*Directions for this task:* Transcribe the tail of the listing: start at the line containing "Read this page and output its text content." and stop after the last line, keeping every character as is and adding nothing.

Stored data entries
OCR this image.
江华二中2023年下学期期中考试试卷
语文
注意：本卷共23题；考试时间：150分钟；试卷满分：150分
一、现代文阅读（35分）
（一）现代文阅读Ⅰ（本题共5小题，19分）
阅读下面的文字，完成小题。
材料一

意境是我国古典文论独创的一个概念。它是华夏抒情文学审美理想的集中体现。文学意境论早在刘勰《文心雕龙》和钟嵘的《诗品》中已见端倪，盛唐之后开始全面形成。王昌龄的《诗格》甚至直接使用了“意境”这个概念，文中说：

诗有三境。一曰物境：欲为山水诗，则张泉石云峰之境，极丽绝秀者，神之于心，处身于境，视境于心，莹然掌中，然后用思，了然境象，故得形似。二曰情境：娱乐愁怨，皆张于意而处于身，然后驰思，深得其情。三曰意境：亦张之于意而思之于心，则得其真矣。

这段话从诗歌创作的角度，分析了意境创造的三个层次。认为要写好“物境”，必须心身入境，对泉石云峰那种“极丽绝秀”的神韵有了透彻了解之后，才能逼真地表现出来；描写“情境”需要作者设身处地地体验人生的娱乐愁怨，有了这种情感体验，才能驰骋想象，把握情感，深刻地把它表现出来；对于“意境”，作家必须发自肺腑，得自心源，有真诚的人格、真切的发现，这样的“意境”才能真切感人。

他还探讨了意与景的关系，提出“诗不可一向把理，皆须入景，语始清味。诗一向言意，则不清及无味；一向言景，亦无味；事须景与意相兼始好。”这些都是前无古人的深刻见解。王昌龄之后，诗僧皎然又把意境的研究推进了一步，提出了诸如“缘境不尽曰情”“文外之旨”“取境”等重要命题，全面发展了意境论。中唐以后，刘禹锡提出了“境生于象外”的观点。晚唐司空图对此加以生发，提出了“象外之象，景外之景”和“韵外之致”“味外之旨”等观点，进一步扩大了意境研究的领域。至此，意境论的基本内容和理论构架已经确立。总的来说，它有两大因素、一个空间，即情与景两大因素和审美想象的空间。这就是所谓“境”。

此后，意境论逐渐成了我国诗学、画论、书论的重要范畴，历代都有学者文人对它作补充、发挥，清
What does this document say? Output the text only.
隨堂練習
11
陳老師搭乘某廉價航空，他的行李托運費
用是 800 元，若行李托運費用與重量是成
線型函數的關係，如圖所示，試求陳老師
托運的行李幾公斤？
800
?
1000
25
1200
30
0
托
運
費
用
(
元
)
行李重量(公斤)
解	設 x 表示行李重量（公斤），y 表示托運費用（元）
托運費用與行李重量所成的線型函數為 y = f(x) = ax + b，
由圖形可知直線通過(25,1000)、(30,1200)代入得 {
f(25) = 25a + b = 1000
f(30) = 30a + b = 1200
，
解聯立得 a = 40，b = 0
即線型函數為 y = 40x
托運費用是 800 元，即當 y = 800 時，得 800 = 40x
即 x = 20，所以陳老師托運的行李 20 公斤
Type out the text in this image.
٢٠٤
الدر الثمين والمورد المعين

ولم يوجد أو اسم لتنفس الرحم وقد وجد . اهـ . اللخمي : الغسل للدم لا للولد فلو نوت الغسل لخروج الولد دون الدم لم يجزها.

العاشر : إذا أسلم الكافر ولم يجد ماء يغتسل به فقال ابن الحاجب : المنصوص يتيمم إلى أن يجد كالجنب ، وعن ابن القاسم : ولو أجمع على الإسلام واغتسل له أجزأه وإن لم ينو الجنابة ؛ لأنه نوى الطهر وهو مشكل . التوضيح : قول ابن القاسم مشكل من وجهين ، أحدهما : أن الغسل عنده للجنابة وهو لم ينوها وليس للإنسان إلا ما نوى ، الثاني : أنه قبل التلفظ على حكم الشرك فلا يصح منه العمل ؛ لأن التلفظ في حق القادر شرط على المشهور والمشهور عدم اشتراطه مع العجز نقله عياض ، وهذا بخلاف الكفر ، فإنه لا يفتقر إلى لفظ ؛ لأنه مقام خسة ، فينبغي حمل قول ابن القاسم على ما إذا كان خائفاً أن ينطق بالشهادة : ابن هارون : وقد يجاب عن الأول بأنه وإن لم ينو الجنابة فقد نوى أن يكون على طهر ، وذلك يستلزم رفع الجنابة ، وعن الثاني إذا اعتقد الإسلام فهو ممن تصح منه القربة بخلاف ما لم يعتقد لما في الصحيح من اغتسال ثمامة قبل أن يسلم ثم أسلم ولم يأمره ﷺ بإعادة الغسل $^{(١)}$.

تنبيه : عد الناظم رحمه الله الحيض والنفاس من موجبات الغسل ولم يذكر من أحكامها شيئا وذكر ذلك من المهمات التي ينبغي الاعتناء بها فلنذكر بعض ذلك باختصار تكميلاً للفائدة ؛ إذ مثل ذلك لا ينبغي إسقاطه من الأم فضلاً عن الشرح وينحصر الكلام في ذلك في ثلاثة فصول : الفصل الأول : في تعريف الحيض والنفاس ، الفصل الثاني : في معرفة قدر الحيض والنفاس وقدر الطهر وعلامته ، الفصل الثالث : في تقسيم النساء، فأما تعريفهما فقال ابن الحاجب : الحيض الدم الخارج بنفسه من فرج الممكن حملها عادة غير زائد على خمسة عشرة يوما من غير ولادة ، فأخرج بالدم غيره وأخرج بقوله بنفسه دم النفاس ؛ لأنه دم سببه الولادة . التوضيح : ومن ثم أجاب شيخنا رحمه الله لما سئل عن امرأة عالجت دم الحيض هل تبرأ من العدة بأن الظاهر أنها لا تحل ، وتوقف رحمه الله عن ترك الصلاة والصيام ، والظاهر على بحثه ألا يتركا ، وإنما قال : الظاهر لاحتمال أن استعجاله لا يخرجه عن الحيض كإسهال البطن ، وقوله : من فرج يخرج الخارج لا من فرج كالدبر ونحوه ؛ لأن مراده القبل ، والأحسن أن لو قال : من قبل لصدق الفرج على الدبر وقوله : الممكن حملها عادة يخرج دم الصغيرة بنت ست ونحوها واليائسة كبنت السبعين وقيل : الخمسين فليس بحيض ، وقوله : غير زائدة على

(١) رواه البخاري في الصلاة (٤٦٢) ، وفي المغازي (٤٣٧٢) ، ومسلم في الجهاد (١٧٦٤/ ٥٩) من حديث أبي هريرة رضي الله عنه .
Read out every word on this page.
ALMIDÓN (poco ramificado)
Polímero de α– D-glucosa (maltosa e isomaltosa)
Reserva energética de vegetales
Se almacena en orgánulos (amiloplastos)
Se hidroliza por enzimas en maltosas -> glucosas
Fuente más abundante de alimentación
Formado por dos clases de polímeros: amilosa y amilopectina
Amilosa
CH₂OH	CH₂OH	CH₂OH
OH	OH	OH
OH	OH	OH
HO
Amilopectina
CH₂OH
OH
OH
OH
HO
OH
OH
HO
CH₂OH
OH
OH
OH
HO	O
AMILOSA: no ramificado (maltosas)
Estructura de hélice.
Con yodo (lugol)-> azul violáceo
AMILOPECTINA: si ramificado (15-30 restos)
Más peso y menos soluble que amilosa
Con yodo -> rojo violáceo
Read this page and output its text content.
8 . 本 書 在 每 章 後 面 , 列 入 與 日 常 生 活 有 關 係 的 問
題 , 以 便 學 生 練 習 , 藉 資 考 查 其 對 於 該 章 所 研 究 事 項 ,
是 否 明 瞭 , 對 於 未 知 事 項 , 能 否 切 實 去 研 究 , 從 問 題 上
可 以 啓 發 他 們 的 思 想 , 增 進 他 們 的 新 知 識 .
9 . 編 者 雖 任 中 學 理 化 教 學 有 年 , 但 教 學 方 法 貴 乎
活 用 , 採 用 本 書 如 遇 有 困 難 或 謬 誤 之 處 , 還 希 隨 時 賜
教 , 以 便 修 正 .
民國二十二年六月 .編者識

*Result for this task:*
Read this page and output its text content.
8 . 本 書 在 每 章 後 面 , 列 入 與 日 常 生 活 有 關 係 的 問
題 , 以 便 學 生 練 習 , 藉 資 考 查 其 對 於 該 章 所 研 究 事 項 ,
是 否 明 瞭 , 對 於 未 知 事 項 , 能 否 切 實 去 研 究 , 從 問 題 上
可 以 啓 發 他 們 的 思 想 , 增 進 他 們 的 新 知 識 .
9 . 編 者 雖 任 中 學 理 化 教 學 有 年 , 但 教 學 方 法 貴 乎
活 用 , 採 用 本 書 如 遇 有 困 難 或 謬 誤 之 處 , 還 希 隨 時 賜
教 , 以 便 修 正 .
民國二十二年六月 .編者識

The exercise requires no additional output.